■ PROBLEM ■
Scan the data below for the string "Randi". Show every line where it turns up.

■ DATASET CONTENT ■
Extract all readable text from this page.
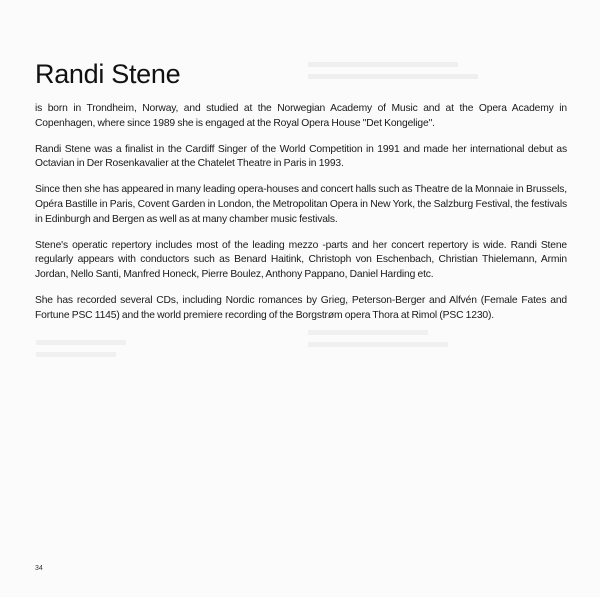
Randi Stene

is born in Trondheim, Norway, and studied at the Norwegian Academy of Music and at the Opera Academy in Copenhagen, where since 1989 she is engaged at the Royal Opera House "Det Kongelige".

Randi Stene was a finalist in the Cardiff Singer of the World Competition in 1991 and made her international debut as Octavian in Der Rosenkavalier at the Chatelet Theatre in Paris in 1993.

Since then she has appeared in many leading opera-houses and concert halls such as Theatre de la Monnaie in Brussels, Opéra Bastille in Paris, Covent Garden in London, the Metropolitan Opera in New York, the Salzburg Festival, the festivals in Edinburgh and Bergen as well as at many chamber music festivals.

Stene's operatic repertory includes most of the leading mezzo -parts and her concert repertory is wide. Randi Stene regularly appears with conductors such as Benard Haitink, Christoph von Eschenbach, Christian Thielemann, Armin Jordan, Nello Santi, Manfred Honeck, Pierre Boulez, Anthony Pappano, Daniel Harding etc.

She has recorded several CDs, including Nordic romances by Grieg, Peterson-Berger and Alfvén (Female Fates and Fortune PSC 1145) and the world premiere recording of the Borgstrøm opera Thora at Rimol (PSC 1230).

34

■ FINISHED EXERCISE ■
Randi Stene
Randi Stene was a finalist in the Cardiff Singer of the World Competition in 1991 and made her international debut as Octavian in Der Rosenkavalier at the Chatelet Theatre in Paris in 1993.
Stene's operatic repertory includes most of the leading mezzo -parts and her concert repertory is wide. Randi Stene regularly appears with conductors such as Benard Haitink, Christoph von Eschenbach, Christian Thielemann, Armin Jordan, Nello Santi, Manfred Honeck, Pierre Boulez, Anthony Pappano, Daniel Harding etc.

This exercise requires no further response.